### What to do:
Scan the entries below and extract each line with the word "last" in it.

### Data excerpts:
=-=-=

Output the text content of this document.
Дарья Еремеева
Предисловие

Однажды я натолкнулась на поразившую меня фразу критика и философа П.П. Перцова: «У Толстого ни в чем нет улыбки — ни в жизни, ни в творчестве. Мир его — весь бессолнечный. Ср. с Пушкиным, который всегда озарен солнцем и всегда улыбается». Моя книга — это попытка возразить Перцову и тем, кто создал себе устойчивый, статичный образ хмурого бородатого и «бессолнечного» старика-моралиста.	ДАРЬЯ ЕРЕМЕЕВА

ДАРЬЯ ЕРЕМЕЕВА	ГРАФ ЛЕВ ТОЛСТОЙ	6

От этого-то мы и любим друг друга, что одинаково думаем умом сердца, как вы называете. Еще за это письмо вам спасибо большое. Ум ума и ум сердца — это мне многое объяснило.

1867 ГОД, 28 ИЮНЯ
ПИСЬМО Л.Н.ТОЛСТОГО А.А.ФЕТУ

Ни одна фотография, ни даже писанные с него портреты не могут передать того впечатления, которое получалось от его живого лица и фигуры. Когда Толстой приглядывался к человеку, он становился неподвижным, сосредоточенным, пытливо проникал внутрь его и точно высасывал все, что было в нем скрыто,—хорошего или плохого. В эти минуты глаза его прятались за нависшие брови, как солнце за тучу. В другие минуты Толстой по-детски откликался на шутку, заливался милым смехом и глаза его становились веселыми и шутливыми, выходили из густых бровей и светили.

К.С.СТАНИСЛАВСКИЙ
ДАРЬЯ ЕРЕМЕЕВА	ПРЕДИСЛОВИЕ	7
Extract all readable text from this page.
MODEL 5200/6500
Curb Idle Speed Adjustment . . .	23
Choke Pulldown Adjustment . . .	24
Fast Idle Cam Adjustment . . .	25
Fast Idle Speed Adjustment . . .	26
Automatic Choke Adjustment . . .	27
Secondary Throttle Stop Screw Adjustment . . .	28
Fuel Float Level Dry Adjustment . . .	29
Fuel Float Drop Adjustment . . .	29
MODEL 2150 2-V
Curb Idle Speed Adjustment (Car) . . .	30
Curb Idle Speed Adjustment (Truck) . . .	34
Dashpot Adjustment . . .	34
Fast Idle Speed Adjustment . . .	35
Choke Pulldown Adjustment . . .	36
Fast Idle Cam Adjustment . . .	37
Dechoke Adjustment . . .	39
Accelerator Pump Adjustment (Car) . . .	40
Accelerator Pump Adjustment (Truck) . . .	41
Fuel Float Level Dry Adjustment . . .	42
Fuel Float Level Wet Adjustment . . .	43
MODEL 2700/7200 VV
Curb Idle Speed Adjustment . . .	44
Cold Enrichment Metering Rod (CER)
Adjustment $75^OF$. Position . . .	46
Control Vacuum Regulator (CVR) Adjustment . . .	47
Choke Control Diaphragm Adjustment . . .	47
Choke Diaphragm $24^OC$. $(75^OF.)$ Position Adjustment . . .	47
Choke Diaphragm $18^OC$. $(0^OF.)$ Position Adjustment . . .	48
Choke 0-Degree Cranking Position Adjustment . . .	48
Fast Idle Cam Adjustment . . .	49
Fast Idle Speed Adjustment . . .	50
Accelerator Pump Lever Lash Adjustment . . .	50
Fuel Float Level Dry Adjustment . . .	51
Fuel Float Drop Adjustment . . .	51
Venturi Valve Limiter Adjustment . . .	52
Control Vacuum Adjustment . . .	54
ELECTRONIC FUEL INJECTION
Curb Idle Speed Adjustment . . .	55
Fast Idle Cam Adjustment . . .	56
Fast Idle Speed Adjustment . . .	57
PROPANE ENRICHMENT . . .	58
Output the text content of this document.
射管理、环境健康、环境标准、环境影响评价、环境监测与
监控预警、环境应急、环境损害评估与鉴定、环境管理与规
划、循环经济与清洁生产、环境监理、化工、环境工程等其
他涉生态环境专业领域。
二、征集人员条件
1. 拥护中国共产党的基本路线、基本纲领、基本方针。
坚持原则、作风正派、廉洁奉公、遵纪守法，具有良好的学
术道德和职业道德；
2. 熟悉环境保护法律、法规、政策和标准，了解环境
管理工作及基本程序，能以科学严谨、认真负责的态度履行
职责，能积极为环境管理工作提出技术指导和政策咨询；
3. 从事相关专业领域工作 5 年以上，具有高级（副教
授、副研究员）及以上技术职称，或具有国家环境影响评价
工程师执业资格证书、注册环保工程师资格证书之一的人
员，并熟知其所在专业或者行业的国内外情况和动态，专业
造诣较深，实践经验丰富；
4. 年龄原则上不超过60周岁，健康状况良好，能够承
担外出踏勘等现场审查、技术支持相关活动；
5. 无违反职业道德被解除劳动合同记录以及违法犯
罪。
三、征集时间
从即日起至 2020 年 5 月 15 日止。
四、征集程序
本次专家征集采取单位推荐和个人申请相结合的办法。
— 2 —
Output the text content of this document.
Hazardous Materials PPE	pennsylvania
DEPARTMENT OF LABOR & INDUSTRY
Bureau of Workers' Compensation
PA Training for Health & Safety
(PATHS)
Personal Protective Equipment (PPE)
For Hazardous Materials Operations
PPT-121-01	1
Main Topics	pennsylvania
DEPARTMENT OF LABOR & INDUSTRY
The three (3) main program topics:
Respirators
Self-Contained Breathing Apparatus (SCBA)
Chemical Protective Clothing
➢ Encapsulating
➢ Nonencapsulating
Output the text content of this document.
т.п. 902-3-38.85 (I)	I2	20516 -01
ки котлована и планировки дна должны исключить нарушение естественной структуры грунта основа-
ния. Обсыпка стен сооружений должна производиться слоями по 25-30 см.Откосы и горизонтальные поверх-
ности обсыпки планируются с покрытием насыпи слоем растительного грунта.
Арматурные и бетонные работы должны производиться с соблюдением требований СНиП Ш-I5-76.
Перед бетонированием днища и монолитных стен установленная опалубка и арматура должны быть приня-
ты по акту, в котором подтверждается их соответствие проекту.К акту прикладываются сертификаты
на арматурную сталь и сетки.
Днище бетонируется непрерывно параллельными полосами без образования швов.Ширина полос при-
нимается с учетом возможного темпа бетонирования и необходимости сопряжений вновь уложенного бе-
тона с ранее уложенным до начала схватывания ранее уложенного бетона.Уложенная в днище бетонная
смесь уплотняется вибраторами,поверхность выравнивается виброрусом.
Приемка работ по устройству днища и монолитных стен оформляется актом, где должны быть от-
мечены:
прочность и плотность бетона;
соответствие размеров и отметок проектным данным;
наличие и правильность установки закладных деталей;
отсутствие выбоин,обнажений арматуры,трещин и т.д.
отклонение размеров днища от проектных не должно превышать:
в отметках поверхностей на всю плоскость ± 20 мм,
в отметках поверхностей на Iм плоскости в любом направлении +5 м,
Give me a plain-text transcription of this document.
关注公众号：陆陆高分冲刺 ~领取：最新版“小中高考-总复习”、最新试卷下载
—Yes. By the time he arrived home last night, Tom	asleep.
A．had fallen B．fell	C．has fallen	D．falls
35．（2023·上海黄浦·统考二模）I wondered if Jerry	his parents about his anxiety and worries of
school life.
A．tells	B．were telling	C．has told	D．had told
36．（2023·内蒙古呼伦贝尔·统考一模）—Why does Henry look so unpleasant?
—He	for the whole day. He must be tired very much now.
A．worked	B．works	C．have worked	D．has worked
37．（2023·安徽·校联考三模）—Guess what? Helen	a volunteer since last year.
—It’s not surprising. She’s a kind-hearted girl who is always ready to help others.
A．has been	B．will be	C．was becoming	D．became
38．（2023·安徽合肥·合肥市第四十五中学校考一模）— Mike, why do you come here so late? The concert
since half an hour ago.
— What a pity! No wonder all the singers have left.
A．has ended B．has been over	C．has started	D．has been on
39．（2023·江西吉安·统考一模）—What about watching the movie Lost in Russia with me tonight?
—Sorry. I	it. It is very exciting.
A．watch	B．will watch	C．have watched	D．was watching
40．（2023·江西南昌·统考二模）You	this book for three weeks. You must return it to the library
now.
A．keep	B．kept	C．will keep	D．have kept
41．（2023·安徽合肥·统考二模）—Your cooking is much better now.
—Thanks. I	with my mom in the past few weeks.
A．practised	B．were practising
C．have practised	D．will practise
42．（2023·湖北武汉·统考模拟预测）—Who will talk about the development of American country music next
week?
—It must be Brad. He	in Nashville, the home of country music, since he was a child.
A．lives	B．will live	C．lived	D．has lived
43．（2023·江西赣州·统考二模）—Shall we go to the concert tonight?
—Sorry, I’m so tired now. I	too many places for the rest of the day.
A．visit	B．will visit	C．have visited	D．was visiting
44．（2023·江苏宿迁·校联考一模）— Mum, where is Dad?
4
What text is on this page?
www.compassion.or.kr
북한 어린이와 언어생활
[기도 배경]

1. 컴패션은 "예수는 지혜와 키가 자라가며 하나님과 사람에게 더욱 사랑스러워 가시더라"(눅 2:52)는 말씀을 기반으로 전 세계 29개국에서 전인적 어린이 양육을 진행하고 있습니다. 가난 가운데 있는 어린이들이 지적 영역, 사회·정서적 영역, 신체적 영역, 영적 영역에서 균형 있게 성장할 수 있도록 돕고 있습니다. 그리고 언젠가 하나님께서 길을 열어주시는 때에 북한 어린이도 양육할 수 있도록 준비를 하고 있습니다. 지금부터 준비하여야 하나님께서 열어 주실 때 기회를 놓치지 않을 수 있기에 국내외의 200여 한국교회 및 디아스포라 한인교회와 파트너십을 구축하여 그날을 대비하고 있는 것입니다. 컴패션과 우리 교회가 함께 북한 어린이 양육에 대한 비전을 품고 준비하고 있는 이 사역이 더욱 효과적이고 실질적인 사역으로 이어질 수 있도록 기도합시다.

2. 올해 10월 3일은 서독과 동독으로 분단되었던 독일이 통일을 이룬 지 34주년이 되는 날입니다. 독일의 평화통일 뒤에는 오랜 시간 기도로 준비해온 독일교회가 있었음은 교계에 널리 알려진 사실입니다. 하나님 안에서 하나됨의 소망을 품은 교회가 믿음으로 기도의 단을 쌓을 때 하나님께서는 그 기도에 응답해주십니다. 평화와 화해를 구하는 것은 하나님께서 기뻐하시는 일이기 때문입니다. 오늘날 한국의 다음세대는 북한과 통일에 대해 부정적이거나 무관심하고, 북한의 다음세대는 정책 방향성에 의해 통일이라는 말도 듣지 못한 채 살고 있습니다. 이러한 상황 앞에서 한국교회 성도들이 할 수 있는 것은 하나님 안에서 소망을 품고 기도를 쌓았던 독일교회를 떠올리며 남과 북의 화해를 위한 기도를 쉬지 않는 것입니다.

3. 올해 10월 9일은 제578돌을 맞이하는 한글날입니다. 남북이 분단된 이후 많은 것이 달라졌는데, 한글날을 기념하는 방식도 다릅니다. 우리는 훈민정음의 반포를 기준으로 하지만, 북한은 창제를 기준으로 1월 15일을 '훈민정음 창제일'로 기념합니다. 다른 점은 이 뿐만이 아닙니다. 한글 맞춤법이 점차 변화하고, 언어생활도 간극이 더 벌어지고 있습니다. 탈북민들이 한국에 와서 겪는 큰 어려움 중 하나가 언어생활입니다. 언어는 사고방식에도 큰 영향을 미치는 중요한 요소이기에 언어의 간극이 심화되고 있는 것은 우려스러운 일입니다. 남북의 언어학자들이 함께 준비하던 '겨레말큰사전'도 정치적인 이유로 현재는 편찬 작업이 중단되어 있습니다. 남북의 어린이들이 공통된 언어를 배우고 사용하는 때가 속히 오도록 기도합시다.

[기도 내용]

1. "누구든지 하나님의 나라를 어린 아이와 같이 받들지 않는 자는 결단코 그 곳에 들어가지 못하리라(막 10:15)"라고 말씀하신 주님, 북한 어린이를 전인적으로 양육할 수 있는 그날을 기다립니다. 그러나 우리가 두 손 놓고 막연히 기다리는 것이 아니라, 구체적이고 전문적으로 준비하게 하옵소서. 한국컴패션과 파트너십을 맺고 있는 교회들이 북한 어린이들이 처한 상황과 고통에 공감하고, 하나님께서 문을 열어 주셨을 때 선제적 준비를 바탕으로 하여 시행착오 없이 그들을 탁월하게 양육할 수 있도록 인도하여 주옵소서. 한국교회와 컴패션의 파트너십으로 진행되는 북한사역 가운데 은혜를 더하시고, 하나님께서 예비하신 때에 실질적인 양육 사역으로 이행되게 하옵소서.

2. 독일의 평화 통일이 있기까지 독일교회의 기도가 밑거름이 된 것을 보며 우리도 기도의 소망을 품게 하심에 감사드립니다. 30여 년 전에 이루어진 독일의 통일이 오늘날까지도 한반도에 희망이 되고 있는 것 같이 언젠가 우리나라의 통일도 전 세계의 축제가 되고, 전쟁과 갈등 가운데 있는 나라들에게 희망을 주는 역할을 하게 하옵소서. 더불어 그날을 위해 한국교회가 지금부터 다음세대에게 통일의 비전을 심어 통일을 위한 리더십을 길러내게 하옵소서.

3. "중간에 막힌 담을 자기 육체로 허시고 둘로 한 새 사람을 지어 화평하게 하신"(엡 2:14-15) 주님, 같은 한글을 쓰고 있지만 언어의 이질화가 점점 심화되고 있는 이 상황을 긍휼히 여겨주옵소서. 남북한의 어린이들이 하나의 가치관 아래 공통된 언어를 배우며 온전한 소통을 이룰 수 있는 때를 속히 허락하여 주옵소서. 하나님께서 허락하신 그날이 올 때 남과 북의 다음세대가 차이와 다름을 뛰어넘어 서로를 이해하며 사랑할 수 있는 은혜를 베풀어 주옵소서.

=-=-=

### Task answer:
—Yes. By the time he arrived home last night, Tom	asleep.
37．（2023·安徽·校联考三模）—Guess what? Helen	a volunteer since last year.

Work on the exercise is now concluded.